PROBLEM DETAILS:
Everything in the data should be repeated exactly, save for the images.

** START GIVEN DATA **

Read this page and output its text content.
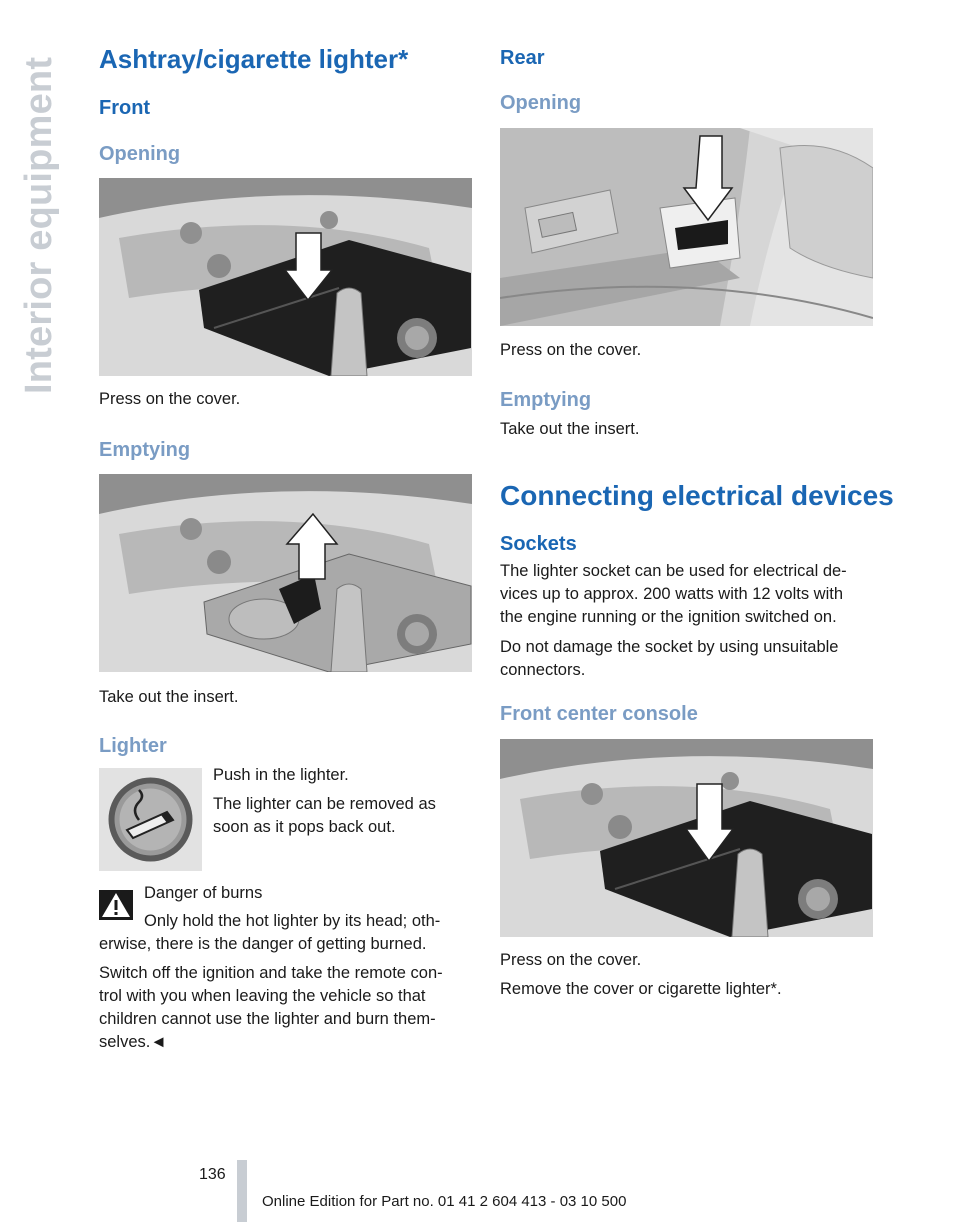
Interior equipment Ashtray/cigarette lighter*
Front
Opening
Press on the cover.
Emptying
Take out the insert.
Lighter
Push in the lighter.
The lighter can be removed as
soon as it pops back out.
Danger of burns
Only hold the hot lighter by its head; oth-
erwise, there is the danger of getting burned.
Switch off the ignition and take the remote con-
trol with you when leaving the vehicle so that
children cannot use the lighter and burn them-
selves.◄
Rear
Opening
Press on the cover.
Emptying
Take out the insert.
Connecting electrical devices
Sockets
The lighter socket can be used for electrical de-
vices up to approx. 200 watts with 12 volts with
the engine running or the ignition switched on.
Do not damage the socket by using unsuitable
connectors.
Front center console
Press on the cover.
Remove the cover or cigarette lighter*.
136
Online Edition for Part no. 01 41 2 604 413 - 03 10 500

** END GIVEN DATA **

OUTPUT OF THE TASK:
Read this page and output its text content.
Interior equipment Ashtray/cigarette lighter*
Front
Opening
Press on the cover.
Emptying
Take out the insert.
Lighter
Push in the lighter.
The lighter can be removed as
soon as it pops back out.
Danger of burns
Only hold the hot lighter by its head; oth-
erwise, there is the danger of getting burned.
Switch off the ignition and take the remote con-
trol with you when leaving the vehicle so that
children cannot use the lighter and burn them-
selves.◄
Rear
Opening
Press on the cover.
Emptying
Take out the insert.
Connecting electrical devices
Sockets
The lighter socket can be used for electrical de-
vices up to approx. 200 watts with 12 volts with
the engine running or the ignition switched on.
Do not damage the socket by using unsuitable
connectors.
Front center console
Press on the cover.
Remove the cover or cigarette lighter*.
136
Online Edition for Part no. 01 41 2 604 413 - 03 10 500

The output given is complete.